Each record is to be printed again precisely as it reads.
--
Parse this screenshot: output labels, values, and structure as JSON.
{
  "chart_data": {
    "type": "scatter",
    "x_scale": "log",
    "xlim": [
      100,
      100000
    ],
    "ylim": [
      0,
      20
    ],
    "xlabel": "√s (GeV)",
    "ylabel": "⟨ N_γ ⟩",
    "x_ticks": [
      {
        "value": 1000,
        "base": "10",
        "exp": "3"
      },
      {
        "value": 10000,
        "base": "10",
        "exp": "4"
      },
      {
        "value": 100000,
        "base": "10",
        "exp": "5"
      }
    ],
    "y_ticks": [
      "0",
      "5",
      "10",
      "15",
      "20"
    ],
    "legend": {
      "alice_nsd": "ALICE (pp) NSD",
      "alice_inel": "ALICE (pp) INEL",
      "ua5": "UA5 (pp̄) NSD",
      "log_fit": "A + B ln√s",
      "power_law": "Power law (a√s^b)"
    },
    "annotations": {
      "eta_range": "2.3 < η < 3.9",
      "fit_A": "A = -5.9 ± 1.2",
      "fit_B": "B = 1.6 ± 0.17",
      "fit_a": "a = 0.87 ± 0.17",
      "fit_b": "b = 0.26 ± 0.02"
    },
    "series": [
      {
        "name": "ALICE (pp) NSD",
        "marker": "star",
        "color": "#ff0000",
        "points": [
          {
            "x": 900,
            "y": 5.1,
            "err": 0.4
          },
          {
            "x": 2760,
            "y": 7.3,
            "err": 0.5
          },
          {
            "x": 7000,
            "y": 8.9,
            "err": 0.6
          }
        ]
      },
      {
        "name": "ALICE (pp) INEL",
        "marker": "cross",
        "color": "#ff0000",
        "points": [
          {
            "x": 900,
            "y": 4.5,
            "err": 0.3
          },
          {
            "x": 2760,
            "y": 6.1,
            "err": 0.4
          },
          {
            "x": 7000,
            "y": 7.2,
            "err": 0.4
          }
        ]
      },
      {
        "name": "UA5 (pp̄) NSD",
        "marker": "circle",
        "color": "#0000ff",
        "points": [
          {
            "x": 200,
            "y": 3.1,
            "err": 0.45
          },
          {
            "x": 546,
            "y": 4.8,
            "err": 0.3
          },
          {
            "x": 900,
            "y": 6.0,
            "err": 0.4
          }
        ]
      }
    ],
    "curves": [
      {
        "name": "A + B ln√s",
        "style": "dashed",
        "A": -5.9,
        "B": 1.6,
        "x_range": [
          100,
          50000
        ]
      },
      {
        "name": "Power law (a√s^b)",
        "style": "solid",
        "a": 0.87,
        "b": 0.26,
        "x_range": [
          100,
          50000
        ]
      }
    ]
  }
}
--
*WRITTEN REPLY*:
Parse this screenshot: output labels, values, and structure as JSON.
{
  "chart_data": {
    "type": "scatter",
    "x_scale": "log",
    "xlim": [
      100,
      100000
    ],
    "ylim": [
      0,
      20
    ],
    "xlabel": "√s (GeV)",
    "ylabel": "⟨ N_γ ⟩",
    "x_ticks": [
      {
        "value": 1000,
        "base": "10",
        "exp": "3"
      },
      {
        "value": 10000,
        "base": "10",
        "exp": "4"
      },
      {
        "value": 100000,
        "base": "10",
        "exp": "5"
      }
    ],
    "y_ticks": [
      "0",
      "5",
      "10",
      "15",
      "20"
    ],
    "legend": {
      "alice_nsd": "ALICE (pp) NSD",
      "alice_inel": "ALICE (pp) INEL",
      "ua5": "UA5 (pp̄) NSD",
      "log_fit": "A + B ln√s",
      "power_law": "Power law (a√s^b)"
    },
    "annotations": {
      "eta_range": "2.3 < η < 3.9",
      "fit_A": "A = -5.9 ± 1.2",
      "fit_B": "B = 1.6 ± 0.17",
      "fit_a": "a = 0.87 ± 0.17",
      "fit_b": "b = 0.26 ± 0.02"
    },
    "series": [
      {
        "name": "ALICE (pp) NSD",
        "marker": "star",
        "color": "#ff0000",
        "points": [
          {
            "x": 900,
            "y": 5.1,
            "err": 0.4
          },
          {
            "x": 2760,
            "y": 7.3,
            "err": 0.5
          },
          {
            "x": 7000,
            "y": 8.9,
            "err": 0.6
          }
        ]
      },
      {
        "name": "ALICE (pp) INEL",
        "marker": "cross",
        "color": "#ff0000",
        "points": [
          {
            "x": 900,
            "y": 4.5,
            "err": 0.3
          },
          {
            "x": 2760,
            "y": 6.1,
            "err": 0.4
          },
          {
            "x": 7000,
            "y": 7.2,
            "err": 0.4
          }
        ]
      },
      {
        "name": "UA5 (pp̄) NSD",
        "marker": "circle",
        "color": "#0000ff",
        "points": [
          {
            "x": 200,
            "y": 3.1,
            "err": 0.45
          },
          {
            "x": 546,
            "y": 4.8,
            "err": 0.3
          },
          {
            "x": 900,
            "y": 6.0,
            "err": 0.4
          }
        ]
      }
    ],
    "curves": [
      {
        "name": "A + B ln√s",
        "style": "dashed",
        "A": -5.9,
        "B": 1.6,
        "x_range": [
          100,
          50000
        ]
      },
      {
        "name": "Power law (a√s^b)",
        "style": "solid",
        "a": 0.87,
        "b": 0.26,
        "x_range": [
          100,
          50000
        ]
      }
    ]
  }
}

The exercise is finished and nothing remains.